### Stored data

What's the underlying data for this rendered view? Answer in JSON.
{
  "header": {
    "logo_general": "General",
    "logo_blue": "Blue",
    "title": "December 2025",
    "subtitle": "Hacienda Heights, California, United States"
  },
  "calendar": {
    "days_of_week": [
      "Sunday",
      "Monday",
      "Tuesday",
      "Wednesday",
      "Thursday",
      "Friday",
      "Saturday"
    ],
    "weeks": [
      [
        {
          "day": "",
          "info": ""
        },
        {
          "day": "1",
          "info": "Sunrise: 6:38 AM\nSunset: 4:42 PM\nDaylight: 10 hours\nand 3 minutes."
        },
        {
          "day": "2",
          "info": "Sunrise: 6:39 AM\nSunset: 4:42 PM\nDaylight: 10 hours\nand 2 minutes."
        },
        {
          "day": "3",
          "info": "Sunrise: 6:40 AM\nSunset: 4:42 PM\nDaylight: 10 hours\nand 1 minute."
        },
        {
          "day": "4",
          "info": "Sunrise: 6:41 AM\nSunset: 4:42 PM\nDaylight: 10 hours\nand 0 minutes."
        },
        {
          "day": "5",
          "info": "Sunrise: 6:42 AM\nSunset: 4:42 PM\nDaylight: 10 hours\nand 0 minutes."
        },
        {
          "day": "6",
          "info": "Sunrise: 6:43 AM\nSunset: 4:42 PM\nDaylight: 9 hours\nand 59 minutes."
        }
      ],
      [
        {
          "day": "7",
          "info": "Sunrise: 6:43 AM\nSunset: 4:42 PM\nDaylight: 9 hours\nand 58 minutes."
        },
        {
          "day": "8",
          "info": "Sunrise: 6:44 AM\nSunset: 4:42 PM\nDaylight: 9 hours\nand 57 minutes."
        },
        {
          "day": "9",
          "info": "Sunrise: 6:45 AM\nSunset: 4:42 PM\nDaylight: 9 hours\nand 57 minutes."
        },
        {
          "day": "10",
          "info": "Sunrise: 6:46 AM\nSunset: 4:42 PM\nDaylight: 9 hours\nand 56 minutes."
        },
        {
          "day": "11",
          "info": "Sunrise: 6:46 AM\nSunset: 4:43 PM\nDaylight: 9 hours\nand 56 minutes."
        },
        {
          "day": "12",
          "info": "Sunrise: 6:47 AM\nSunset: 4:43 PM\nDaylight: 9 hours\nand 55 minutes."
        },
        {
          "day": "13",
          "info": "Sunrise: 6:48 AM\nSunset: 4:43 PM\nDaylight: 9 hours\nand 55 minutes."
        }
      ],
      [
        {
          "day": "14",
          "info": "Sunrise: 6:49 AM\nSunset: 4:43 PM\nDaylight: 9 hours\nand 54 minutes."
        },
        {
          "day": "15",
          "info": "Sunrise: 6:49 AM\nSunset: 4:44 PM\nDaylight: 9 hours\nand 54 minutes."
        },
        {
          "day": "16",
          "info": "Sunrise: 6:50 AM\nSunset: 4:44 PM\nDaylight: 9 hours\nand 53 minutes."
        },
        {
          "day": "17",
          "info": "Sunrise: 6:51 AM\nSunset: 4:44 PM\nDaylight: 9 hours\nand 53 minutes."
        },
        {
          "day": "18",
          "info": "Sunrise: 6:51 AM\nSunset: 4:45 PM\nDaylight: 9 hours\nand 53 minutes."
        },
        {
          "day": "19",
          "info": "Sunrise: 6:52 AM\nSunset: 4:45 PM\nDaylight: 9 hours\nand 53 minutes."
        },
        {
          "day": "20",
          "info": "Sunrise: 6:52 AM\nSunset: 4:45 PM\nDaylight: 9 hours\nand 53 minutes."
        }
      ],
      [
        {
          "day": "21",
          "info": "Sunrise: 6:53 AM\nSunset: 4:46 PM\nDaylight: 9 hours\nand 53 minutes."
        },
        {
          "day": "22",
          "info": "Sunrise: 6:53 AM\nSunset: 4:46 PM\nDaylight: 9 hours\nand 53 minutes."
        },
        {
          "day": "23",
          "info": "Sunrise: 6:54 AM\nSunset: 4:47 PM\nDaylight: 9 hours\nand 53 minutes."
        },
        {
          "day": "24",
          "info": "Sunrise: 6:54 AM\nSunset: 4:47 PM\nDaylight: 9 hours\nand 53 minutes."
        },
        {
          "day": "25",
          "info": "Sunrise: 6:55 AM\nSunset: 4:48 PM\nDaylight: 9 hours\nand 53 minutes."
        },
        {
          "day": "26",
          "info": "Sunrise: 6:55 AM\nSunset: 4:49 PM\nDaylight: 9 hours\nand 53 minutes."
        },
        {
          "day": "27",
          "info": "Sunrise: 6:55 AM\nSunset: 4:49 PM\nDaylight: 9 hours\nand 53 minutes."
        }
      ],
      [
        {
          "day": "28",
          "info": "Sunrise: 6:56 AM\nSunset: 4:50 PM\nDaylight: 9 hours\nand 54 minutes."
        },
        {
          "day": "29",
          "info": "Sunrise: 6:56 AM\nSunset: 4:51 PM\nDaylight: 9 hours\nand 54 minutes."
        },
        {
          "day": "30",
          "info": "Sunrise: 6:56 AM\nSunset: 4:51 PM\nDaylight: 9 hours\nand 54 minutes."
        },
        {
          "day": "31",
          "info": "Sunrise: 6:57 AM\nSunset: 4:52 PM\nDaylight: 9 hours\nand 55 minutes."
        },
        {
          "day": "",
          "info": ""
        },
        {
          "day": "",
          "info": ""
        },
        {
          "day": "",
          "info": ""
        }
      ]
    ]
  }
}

######

- **Instructions for the task**: Every record shown above should be written out again exactly.

- **Answer to the task**:
What's the underlying data for this rendered view? Answer in JSON.
{
  "header": {
    "logo_general": "General",
    "logo_blue": "Blue",
    "title": "December 2025",
    "subtitle": "Hacienda Heights, California, United States"
  },
  "calendar": {
    "days_of_week": [
      "Sunday",
      "Monday",
      "Tuesday",
      "Wednesday",
      "Thursday",
      "Friday",
      "Saturday"
    ],
    "weeks": [
      [
        {
          "day": "",
          "info": ""
        },
        {
          "day": "1",
          "info": "Sunrise: 6:38 AM\nSunset: 4:42 PM\nDaylight: 10 hours\nand 3 minutes."
        },
        {
          "day": "2",
          "info": "Sunrise: 6:39 AM\nSunset: 4:42 PM\nDaylight: 10 hours\nand 2 minutes."
        },
        {
          "day": "3",
          "info": "Sunrise: 6:40 AM\nSunset: 4:42 PM\nDaylight: 10 hours\nand 1 minute."
        },
        {
          "day": "4",
          "info": "Sunrise: 6:41 AM\nSunset: 4:42 PM\nDaylight: 10 hours\nand 0 minutes."
        },
        {
          "day": "5",
          "info": "Sunrise: 6:42 AM\nSunset: 4:42 PM\nDaylight: 10 hours\nand 0 minutes."
        },
        {
          "day": "6",
          "info": "Sunrise: 6:43 AM\nSunset: 4:42 PM\nDaylight: 9 hours\nand 59 minutes."
        }
      ],
      [
        {
          "day": "7",
          "info": "Sunrise: 6:43 AM\nSunset: 4:42 PM\nDaylight: 9 hours\nand 58 minutes."
        },
        {
          "day": "8",
          "info": "Sunrise: 6:44 AM\nSunset: 4:42 PM\nDaylight: 9 hours\nand 57 minutes."
        },
        {
          "day": "9",
          "info": "Sunrise: 6:45 AM\nSunset: 4:42 PM\nDaylight: 9 hours\nand 57 minutes."
        },
        {
          "day": "10",
          "info": "Sunrise: 6:46 AM\nSunset: 4:42 PM\nDaylight: 9 hours\nand 56 minutes."
        },
        {
          "day": "11",
          "info": "Sunrise: 6:46 AM\nSunset: 4:43 PM\nDaylight: 9 hours\nand 56 minutes."
        },
        {
          "day": "12",
          "info": "Sunrise: 6:47 AM\nSunset: 4:43 PM\nDaylight: 9 hours\nand 55 minutes."
        },
        {
          "day": "13",
          "info": "Sunrise: 6:48 AM\nSunset: 4:43 PM\nDaylight: 9 hours\nand 55 minutes."
        }
      ],
      [
        {
          "day": "14",
          "info": "Sunrise: 6:49 AM\nSunset: 4:43 PM\nDaylight: 9 hours\nand 54 minutes."
        },
        {
          "day": "15",
          "info": "Sunrise: 6:49 AM\nSunset: 4:44 PM\nDaylight: 9 hours\nand 54 minutes."
        },
        {
          "day": "16",
          "info": "Sunrise: 6:50 AM\nSunset: 4:44 PM\nDaylight: 9 hours\nand 53 minutes."
        },
        {
          "day": "17",
          "info": "Sunrise: 6:51 AM\nSunset: 4:44 PM\nDaylight: 9 hours\nand 53 minutes."
        },
        {
          "day": "18",
          "info": "Sunrise: 6:51 AM\nSunset: 4:45 PM\nDaylight: 9 hours\nand 53 minutes."
        },
        {
          "day": "19",
          "info": "Sunrise: 6:52 AM\nSunset: 4:45 PM\nDaylight: 9 hours\nand 53 minutes."
        },
        {
          "day": "20",
          "info": "Sunrise: 6:52 AM\nSunset: 4:45 PM\nDaylight: 9 hours\nand 53 minutes."
        }
      ],
      [
        {
          "day": "21",
          "info": "Sunrise: 6:53 AM\nSunset: 4:46 PM\nDaylight: 9 hours\nand 53 minutes."
        },
        {
          "day": "22",
          "info": "Sunrise: 6:53 AM\nSunset: 4:46 PM\nDaylight: 9 hours\nand 53 minutes."
        },
        {
          "day": "23",
          "info": "Sunrise: 6:54 AM\nSunset: 4:47 PM\nDaylight: 9 hours\nand 53 minutes."
        },
        {
          "day": "24",
          "info": "Sunrise: 6:54 AM\nSunset: 4:47 PM\nDaylight: 9 hours\nand 53 minutes."
        },
        {
          "day": "25",
          "info": "Sunrise: 6:55 AM\nSunset: 4:48 PM\nDaylight: 9 hours\nand 53 minutes."
        },
        {
          "day": "26",
          "info": "Sunrise: 6:55 AM\nSunset: 4:49 PM\nDaylight: 9 hours\nand 53 minutes."
        },
        {
          "day": "27",
          "info": "Sunrise: 6:55 AM\nSunset: 4:49 PM\nDaylight: 9 hours\nand 53 minutes."
        }
      ],
      [
        {
          "day": "28",
          "info": "Sunrise: 6:56 AM\nSunset: 4:50 PM\nDaylight: 9 hours\nand 54 minutes."
        },
        {
          "day": "29",
          "info": "Sunrise: 6:56 AM\nSunset: 4:51 PM\nDaylight: 9 hours\nand 54 minutes."
        },
        {
          "day": "30",
          "info": "Sunrise: 6:56 AM\nSunset: 4:51 PM\nDaylight: 9 hours\nand 54 minutes."
        },
        {
          "day": "31",
          "info": "Sunrise: 6:57 AM\nSunset: 4:52 PM\nDaylight: 9 hours\nand 55 minutes."
        },
        {
          "day": "",
          "info": ""
        },
        {
          "day": "",
          "info": ""
        },
        {
          "day": "",
          "info": ""
        }
      ]
    ]
  }
}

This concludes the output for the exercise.